Text =
[BEGIN]

The Overland Waterloo Company Building is a historic building located in Waterloo, Iowa, United States.  Built in 1916 by the Corn Belt Auto Company, the four-story, brick structure housed the Northeast Iowa distributorship for Willys-Overland Motors.  Designed by Waterloo architect Clinton P. Shockley, it features brick and terra cotta pilasters, terra cotta plaques with swag motif, molding, and a balconet.  The first floor housed the sales offices and a service garage. The second floor was occupied by a clubroom/lounge, a display room for used cars, a battery-charging room, a workroom, stockroom, shop and employees' room. The third and fourth floors were used to store automobiles to be delivered to dealers and customers. Corn Belt lost their distributorship by way of a corporate restructuring in 1921, but maintained an Overland dealership here until 1927 when they moved to a different building.  The building housed other automobile related business until 1955.  In that year KWWL radio and KWWL-TV moved into the main floor and other businesses occupied the other floors.  Black Hawk Broadcasting Company, which owned the stations, converted the entire building for use as a broadcast facility in 1965.  The building continues to function for that purpose.  It was listed on the National Register of Historic Places in 2014.

[END]

Exercises to complete =
1. List every room or space the text on the Overland Waterloo Company Building places on the second floor.
2. Answer these from the text on the Overland Waterloo Company Building:
(a) Who designed the building?
(b) In what year did KWWL radio and KWWL-TV move into the main floor?
(c) In what year was the building listed on the National Register of Historic Places?

Supplied material =
[BEGIN]

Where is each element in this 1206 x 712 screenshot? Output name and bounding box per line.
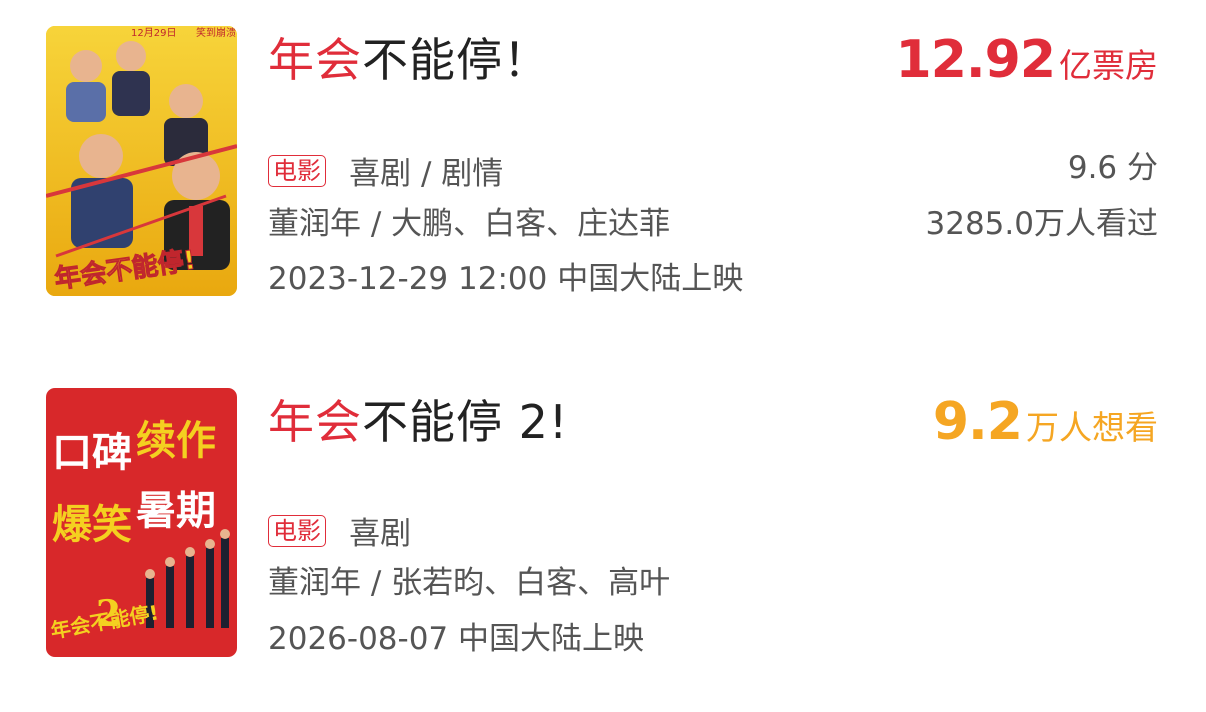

[END]
[BEGIN]

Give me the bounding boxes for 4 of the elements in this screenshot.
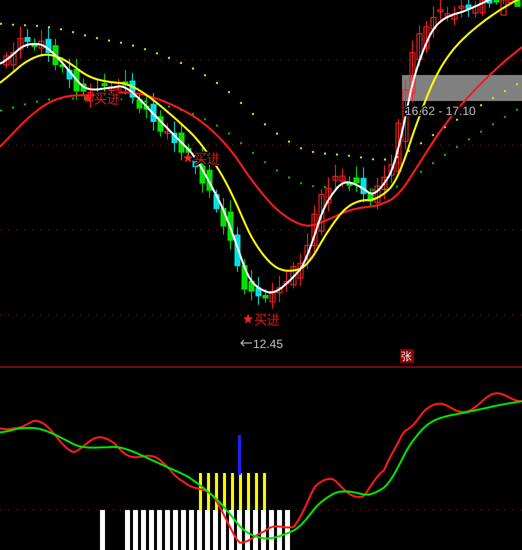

[END]

The results =
1.
clubroom/lounge
display room for used cars
battery-charging room
workroom
stockroom
shop
employees' room

2.
(a) Clinton P. Shockley, a Waterloo architect
(b) 1955
(c) 2014